## Task brief
Every entry must be duplicated precisely as written.

(Records about charts and figures)
* * *
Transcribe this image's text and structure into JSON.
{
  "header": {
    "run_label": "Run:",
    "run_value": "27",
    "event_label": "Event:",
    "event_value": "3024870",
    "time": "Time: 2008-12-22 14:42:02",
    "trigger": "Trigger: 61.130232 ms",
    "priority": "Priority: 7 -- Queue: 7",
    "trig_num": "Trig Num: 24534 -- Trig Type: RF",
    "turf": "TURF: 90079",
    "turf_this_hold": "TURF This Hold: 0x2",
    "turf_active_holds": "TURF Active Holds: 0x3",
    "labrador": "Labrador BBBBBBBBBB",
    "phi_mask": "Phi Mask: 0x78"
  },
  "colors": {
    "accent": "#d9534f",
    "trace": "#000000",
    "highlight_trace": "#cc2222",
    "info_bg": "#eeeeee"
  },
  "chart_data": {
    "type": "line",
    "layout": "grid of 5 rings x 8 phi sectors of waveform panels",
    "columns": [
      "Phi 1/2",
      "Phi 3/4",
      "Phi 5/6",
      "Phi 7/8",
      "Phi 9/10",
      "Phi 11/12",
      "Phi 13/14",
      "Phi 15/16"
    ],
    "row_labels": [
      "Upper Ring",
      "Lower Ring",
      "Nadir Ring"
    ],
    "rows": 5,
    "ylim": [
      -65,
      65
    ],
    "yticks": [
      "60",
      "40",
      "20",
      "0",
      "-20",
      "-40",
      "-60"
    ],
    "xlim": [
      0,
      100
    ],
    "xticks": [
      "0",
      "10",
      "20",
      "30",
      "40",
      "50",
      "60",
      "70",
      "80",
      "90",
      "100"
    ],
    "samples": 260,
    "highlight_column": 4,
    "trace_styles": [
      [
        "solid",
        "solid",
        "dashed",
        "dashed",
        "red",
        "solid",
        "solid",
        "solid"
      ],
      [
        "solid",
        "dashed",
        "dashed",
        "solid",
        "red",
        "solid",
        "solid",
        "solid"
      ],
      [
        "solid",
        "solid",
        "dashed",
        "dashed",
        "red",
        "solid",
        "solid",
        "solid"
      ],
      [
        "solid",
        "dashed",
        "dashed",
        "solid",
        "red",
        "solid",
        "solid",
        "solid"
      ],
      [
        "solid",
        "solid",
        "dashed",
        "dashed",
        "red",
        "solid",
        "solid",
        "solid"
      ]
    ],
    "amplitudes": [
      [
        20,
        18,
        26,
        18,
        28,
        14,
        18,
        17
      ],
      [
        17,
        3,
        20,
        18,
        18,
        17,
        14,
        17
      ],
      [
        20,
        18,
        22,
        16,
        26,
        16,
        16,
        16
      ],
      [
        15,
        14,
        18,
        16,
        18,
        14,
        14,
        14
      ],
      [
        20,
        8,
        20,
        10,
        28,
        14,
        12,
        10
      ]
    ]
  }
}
* * *
## Solution to the exercise
Transcribe this image's text and structure into JSON.
{
  "header": {
    "run_label": "Run:",
    "run_value": "27",
    "event_label": "Event:",
    "event_value": "3024870",
    "time": "Time: 2008-12-22 14:42:02",
    "trigger": "Trigger: 61.130232 ms",
    "priority": "Priority: 7 -- Queue: 7",
    "trig_num": "Trig Num: 24534 -- Trig Type: RF",
    "turf": "TURF: 90079",
    "turf_this_hold": "TURF This Hold: 0x2",
    "turf_active_holds": "TURF Active Holds: 0x3",
    "labrador": "Labrador BBBBBBBBBB",
    "phi_mask": "Phi Mask: 0x78"
  },
  "colors": {
    "accent": "#d9534f",
    "trace": "#000000",
    "highlight_trace": "#cc2222",
    "info_bg": "#eeeeee"
  },
  "chart_data": {
    "type": "line",
    "layout": "grid of 5 rings x 8 phi sectors of waveform panels",
    "columns": [
      "Phi 1/2",
      "Phi 3/4",
      "Phi 5/6",
      "Phi 7/8",
      "Phi 9/10",
      "Phi 11/12",
      "Phi 13/14",
      "Phi 15/16"
    ],
    "row_labels": [
      "Upper Ring",
      "Lower Ring",
      "Nadir Ring"
    ],
    "rows": 5,
    "ylim": [
      -65,
      65
    ],
    "yticks": [
      "60",
      "40",
      "20",
      "0",
      "-20",
      "-40",
      "-60"
    ],
    "xlim": [
      0,
      100
    ],
    "xticks": [
      "0",
      "10",
      "20",
      "30",
      "40",
      "50",
      "60",
      "70",
      "80",
      "90",
      "100"
    ],
    "samples": 260,
    "highlight_column": 4,
    "trace_styles": [
      [
        "solid",
        "solid",
        "dashed",
        "dashed",
        "red",
        "solid",
        "solid",
        "solid"
      ],
      [
        "solid",
        "dashed",
        "dashed",
        "solid",
        "red",
        "solid",
        "solid",
        "solid"
      ],
      [
        "solid",
        "solid",
        "dashed",
        "dashed",
        "red",
        "solid",
        "solid",
        "solid"
      ],
      [
        "solid",
        "dashed",
        "dashed",
        "solid",
        "red",
        "solid",
        "solid",
        "solid"
      ],
      [
        "solid",
        "solid",
        "dashed",
        "dashed",
        "red",
        "solid",
        "solid",
        "solid"
      ]
    ],
    "amplitudes": [
      [
        20,
        18,
        26,
        18,
        28,
        14,
        18,
        17
      ],
      [
        17,
        3,
        20,
        18,
        18,
        17,
        14,
        17
      ],
      [
        20,
        18,
        22,
        16,
        26,
        16,
        16,
        16
      ],
      [
        15,
        14,
        18,
        16,
        18,
        14,
        14,
        14
      ],
      [
        20,
        8,
        20,
        10,
        28,
        14,
        12,
        10
      ]
    ]
  }
}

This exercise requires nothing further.